== Problem description ==
Pull out each line of the data that includes the word "Trend".

== Data in this exercise ==
[Begin]

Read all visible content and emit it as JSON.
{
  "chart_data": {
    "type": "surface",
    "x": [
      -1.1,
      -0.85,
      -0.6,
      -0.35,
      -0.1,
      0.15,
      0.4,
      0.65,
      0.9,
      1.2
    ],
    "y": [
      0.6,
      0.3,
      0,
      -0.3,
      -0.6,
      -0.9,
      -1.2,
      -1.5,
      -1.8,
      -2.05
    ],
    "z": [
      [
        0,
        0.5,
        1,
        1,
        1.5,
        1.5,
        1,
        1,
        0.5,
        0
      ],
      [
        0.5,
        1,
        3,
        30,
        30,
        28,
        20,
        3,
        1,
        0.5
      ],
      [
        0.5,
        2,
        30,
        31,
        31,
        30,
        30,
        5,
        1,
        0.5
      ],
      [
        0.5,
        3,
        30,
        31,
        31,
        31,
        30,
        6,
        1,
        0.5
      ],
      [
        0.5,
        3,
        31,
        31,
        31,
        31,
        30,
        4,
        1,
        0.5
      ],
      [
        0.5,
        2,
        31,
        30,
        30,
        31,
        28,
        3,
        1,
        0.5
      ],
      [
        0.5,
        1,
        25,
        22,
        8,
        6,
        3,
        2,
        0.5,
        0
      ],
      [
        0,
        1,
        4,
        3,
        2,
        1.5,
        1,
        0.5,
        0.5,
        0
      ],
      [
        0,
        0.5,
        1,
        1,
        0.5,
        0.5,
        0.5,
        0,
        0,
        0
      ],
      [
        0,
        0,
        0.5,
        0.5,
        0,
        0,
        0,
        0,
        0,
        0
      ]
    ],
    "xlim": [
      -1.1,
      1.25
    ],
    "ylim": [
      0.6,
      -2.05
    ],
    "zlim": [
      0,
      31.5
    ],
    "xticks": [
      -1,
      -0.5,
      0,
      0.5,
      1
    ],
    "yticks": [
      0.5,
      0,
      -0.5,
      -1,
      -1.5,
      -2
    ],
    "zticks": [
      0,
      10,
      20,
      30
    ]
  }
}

[End]
[Begin]

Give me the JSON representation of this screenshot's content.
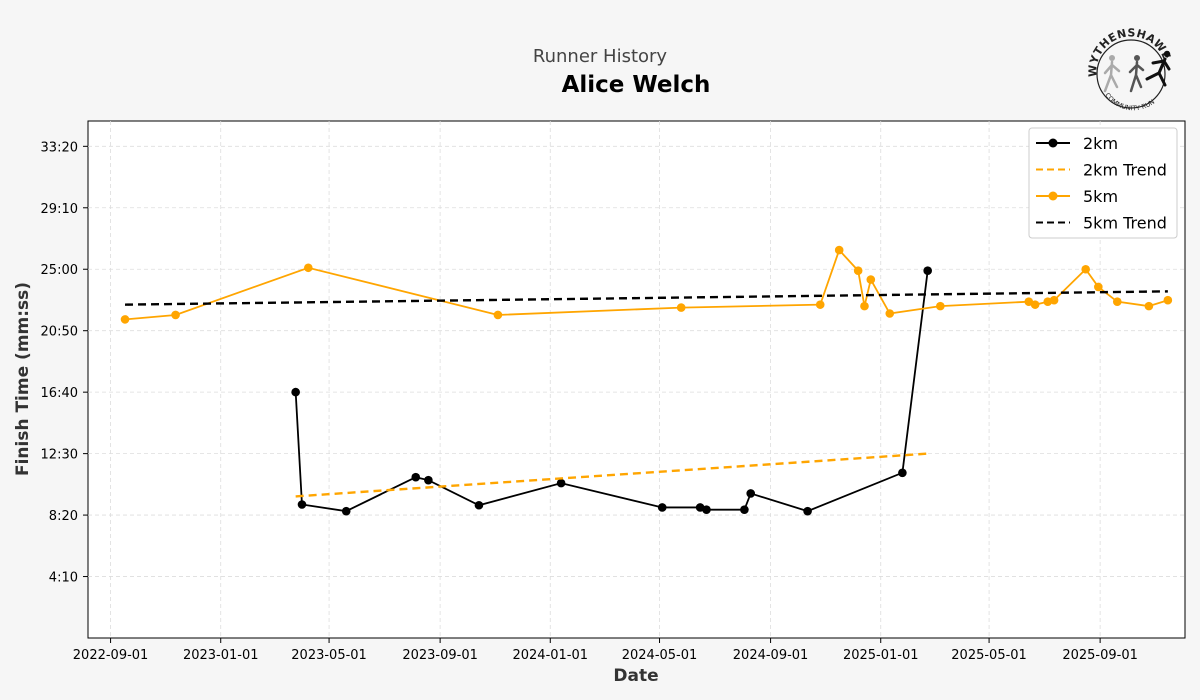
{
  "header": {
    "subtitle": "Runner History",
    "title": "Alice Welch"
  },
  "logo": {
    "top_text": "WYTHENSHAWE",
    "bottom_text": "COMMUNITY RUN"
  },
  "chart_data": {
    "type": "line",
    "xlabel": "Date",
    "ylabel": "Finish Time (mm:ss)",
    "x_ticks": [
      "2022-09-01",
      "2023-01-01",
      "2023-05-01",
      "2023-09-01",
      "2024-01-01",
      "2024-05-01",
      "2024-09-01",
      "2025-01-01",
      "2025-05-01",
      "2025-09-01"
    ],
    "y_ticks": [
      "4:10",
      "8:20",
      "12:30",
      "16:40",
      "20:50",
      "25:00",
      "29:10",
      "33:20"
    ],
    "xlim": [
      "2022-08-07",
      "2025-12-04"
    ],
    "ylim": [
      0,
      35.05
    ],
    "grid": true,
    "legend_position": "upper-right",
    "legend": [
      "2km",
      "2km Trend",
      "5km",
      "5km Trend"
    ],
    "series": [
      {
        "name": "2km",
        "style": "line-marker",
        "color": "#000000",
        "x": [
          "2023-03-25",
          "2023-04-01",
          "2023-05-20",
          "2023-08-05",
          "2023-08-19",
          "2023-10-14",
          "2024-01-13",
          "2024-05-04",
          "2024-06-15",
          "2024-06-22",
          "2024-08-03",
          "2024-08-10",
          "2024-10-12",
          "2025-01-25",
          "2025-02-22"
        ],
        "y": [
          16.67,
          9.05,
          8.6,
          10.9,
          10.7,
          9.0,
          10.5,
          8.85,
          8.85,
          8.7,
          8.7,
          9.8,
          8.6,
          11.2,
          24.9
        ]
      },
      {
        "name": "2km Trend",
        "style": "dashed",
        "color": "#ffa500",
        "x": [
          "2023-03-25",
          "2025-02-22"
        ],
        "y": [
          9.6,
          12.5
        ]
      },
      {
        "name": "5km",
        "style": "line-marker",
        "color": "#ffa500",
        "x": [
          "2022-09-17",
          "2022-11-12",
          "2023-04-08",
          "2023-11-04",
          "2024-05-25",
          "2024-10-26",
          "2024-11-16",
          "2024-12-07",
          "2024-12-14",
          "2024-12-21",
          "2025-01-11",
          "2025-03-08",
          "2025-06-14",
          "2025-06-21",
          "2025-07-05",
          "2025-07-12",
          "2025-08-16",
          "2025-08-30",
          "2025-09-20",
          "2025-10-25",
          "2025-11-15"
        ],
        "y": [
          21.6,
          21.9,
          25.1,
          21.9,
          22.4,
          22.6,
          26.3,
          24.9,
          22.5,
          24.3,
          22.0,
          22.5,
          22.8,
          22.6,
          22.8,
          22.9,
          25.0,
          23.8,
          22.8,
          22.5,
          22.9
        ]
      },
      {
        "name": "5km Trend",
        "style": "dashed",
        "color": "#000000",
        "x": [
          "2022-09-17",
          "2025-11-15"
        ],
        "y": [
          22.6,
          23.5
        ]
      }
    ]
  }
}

[End]

== Expected output ==
      "2km Trend",
      "5km Trend"
        "name": "2km Trend",
        "name": "5km Trend",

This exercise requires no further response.